### SUPPLIED INFORMATION ###
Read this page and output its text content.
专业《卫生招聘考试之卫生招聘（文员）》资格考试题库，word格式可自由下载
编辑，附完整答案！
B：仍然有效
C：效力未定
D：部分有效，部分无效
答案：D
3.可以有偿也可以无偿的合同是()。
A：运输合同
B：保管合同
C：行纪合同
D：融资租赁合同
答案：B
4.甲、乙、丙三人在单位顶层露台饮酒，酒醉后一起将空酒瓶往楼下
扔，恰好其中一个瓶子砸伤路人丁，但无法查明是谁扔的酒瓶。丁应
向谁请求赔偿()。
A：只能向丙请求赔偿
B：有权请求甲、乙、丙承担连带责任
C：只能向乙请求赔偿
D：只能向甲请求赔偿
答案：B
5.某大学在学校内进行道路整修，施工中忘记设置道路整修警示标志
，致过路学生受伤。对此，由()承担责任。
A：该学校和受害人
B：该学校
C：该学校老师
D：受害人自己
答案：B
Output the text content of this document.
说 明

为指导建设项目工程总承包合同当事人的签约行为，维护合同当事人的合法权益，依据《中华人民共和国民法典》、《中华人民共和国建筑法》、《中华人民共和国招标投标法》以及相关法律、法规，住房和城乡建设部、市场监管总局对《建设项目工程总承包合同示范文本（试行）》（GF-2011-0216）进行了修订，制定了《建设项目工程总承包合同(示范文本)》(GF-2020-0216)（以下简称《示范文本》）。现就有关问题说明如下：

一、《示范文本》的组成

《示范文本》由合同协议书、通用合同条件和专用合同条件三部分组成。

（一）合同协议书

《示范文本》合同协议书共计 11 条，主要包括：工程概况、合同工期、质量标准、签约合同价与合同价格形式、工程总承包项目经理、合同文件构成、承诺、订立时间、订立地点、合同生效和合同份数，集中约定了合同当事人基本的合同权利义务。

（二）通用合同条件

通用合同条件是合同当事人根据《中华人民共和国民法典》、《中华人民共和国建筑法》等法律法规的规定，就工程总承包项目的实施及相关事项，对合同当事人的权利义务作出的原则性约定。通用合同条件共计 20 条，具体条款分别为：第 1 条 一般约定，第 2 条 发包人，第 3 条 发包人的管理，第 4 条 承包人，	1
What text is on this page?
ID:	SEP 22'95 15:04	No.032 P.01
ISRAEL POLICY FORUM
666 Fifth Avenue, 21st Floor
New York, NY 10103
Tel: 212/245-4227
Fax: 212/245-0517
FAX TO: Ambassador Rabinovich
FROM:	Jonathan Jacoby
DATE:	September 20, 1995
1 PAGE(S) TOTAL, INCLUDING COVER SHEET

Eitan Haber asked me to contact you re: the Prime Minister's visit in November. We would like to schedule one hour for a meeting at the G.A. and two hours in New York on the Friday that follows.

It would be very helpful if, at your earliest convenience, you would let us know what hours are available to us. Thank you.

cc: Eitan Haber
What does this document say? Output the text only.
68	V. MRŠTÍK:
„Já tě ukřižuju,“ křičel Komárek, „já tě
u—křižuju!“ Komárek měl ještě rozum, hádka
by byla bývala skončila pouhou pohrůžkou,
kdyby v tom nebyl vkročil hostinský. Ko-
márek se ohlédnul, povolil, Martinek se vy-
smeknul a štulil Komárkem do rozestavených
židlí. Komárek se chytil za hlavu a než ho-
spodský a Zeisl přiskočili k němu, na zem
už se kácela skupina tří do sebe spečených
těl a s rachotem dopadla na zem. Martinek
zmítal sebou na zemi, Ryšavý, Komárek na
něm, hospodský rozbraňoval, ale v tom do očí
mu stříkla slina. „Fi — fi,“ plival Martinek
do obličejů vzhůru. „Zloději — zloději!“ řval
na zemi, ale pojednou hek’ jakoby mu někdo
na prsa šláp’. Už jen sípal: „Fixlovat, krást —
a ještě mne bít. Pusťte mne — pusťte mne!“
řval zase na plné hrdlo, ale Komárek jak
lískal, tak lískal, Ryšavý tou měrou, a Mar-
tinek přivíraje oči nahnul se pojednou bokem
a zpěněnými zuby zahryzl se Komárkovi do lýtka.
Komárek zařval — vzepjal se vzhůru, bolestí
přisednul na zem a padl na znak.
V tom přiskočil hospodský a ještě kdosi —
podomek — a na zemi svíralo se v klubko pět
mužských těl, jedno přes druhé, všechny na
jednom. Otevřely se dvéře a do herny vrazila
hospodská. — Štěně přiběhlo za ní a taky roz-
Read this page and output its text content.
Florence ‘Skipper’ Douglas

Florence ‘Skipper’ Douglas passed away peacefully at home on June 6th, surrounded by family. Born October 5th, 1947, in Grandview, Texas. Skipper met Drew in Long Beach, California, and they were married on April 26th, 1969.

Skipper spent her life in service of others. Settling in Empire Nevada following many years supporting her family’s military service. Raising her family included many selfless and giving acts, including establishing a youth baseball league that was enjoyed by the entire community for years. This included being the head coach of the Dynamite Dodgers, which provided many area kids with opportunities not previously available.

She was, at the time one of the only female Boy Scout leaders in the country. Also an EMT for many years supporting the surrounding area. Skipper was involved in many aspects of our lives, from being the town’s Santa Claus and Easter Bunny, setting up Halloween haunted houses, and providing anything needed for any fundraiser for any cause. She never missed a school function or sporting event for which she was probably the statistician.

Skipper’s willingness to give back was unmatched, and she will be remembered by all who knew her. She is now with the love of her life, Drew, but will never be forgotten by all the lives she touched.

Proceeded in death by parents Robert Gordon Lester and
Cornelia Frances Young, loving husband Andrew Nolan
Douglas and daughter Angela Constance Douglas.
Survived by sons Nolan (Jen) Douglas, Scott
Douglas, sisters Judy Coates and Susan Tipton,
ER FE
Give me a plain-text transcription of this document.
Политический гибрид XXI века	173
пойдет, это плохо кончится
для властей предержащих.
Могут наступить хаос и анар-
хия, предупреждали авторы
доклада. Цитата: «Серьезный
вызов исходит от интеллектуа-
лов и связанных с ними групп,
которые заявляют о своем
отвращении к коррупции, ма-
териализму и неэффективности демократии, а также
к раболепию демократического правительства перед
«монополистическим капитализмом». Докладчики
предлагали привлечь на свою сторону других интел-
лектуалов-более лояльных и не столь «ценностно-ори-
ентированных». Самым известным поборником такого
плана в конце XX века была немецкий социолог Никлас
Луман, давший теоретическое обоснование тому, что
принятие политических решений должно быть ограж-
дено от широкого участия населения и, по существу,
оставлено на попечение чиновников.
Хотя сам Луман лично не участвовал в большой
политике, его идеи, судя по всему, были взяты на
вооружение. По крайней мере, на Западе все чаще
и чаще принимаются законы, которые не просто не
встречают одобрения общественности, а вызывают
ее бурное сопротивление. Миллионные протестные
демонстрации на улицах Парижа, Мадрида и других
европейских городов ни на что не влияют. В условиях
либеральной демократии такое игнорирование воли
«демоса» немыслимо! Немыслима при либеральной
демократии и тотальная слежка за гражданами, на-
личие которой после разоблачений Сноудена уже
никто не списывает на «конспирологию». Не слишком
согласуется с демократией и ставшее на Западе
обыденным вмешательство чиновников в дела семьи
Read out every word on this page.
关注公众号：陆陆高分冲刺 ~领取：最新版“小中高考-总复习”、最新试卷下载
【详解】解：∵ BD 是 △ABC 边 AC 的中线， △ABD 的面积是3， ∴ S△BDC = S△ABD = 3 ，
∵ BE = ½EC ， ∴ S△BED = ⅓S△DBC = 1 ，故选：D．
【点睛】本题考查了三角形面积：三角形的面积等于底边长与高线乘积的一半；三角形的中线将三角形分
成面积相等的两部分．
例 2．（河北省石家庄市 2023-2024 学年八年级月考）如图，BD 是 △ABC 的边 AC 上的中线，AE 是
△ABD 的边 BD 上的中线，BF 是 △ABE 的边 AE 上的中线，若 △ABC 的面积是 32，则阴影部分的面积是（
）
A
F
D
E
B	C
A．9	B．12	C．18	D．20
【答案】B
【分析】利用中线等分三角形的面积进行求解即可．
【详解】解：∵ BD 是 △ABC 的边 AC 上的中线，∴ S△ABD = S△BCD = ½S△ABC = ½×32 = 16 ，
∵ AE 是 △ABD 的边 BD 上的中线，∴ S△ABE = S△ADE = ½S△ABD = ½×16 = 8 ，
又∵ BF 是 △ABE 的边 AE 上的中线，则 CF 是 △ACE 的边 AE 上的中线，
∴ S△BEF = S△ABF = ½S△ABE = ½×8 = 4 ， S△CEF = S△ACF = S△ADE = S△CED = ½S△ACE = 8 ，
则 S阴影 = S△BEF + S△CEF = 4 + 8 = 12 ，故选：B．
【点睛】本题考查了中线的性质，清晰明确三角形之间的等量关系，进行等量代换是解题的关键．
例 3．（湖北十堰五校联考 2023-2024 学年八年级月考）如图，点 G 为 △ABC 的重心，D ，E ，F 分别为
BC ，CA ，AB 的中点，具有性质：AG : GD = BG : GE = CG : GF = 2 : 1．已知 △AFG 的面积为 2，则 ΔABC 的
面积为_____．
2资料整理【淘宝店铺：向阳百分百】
###
## TASK TO CARRY OUT:
From the listing above, copy out each line where the word "Haber" appears.

## THE RESULT:
Eitan Haber asked me to contact you re: the Prime Minister's visit in November. We would like to schedule one hour for a meeting at the G.A. and two hours in New York on the Friday that follows.
cc: Eitan Haber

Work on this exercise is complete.